Yang Diperlukan
Salin ulang tanpa perubahan bagian teks tentang kitab Tobit, mulai dari kata-kata yang memuat "Para ahli Kitab" dan berhenti setelah "2 Raj 15:29.".

Kutipan
((
Para ahli Kitab Suci memperkirakan bahwa kitab Tobit ini ditulis sekitar 250-150 BC, tentang suatu kisah yang terjadi di sekitar abad 8-7 SM.
1. Tobit hidup pada zaman Raja Asyur yang mana?
Dewasa ini ada sejumlah ahli Kitab Suci yang meragukan historisitas kitab Tobit. Sebab dikatakan di kitab Tobit, bahwa Salmaneser, Raja Assyria/ Asyur (727-722) menguasai suku-suku Israel Utara, termasuk suku Naftali (lih. Tob 1:2; 2 Raj 17:5-6), namun menurut para ahli tersebut, deportasi suku Naftali terjadi di zaman Raja Asyur yang bernama Tiglat Pileser III, (734) sebagaimana disebutkan dalam 2 Raj 15:29.
))
Informasi yang Diberikan
((
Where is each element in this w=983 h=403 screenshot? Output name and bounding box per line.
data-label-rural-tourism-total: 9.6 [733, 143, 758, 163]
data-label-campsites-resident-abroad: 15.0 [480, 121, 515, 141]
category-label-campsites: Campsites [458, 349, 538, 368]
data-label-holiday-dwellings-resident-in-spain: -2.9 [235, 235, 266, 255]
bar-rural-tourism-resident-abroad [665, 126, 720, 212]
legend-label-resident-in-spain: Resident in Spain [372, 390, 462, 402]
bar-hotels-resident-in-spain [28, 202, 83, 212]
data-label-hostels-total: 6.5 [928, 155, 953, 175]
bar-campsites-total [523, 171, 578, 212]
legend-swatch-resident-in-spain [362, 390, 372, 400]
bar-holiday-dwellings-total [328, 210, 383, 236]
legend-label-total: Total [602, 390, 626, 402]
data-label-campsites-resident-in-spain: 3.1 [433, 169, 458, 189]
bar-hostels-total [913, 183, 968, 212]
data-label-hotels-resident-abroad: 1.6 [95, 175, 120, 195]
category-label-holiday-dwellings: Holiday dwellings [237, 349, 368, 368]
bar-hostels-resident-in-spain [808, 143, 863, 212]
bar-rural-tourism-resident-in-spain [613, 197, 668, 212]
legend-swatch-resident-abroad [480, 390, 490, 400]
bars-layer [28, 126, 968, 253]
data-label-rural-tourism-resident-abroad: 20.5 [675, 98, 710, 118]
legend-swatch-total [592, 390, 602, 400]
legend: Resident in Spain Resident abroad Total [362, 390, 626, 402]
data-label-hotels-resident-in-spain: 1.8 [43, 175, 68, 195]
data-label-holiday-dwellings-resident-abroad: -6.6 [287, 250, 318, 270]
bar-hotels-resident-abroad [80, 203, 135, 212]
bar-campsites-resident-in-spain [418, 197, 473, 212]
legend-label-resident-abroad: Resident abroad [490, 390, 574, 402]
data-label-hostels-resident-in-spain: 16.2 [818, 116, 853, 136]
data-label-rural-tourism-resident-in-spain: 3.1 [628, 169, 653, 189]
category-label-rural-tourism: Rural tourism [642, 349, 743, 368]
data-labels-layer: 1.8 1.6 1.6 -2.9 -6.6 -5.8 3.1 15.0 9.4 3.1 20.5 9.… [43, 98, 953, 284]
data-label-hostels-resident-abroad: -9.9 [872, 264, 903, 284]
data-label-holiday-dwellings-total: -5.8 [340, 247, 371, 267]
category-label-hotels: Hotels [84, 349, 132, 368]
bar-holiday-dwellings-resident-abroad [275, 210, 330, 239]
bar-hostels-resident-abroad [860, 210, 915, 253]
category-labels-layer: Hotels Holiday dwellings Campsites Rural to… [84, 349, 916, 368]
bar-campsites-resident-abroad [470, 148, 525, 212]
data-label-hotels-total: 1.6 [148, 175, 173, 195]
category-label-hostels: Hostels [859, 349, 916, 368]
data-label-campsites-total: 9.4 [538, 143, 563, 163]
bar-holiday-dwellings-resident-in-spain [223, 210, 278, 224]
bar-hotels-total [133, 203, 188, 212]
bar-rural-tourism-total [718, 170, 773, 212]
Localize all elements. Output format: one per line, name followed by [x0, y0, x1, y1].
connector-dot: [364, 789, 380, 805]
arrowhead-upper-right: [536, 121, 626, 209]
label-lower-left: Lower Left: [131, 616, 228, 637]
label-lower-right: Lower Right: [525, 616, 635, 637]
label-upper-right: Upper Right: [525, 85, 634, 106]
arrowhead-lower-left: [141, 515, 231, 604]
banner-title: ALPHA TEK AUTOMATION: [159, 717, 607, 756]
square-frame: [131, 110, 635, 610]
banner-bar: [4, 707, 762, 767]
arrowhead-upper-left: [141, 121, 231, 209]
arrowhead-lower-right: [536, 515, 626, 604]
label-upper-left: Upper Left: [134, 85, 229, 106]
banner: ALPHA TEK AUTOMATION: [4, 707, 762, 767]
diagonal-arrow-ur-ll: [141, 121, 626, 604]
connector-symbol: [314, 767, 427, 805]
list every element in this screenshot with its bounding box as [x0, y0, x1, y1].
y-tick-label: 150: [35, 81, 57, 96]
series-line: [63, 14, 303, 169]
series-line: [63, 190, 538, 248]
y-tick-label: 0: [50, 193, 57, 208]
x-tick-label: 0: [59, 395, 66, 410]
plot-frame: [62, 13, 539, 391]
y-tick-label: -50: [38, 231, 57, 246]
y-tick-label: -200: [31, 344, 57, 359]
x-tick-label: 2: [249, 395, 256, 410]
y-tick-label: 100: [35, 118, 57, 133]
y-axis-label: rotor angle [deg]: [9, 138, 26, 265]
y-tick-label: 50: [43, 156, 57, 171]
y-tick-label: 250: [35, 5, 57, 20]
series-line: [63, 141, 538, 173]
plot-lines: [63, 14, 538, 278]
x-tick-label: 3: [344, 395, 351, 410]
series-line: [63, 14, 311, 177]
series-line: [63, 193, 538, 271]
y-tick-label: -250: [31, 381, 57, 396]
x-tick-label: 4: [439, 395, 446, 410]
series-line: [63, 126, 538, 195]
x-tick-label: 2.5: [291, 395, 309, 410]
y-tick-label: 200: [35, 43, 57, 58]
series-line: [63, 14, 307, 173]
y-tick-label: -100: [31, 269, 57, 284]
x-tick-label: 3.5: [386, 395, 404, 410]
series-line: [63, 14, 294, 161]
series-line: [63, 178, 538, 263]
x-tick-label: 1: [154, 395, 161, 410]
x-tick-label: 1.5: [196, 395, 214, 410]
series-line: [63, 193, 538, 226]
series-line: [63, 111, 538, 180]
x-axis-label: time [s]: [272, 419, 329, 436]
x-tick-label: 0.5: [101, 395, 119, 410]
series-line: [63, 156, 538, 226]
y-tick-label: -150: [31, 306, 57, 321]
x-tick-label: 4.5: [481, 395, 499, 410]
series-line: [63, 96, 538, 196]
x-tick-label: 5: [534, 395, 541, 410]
))
Tugas Selesai
Para ahli Kitab Suci memperkirakan bahwa kitab Tobit ini ditulis sekitar 250-150 BC, tentang suatu kisah yang terjadi di sekitar abad 8-7 SM.
1. Tobit hidup pada zaman Raja Asyur yang mana?
Dewasa ini ada sejumlah ahli Kitab Suci yang meragukan historisitas kitab Tobit. Sebab dikatakan di kitab Tobit, bahwa Salmaneser, Raja Assyria/ Asyur (727-722) menguasai suku-suku Israel Utara, termasuk suku Naftali (lih. Tob 1:2; 2 Raj 17:5-6), namun menurut para ahli tersebut, deportasi suku Naftali terjadi di zaman Raja Asyur yang bernama Tiglat Pileser III, (734) sebagaimana disebutkan dalam 2 Raj 15:29.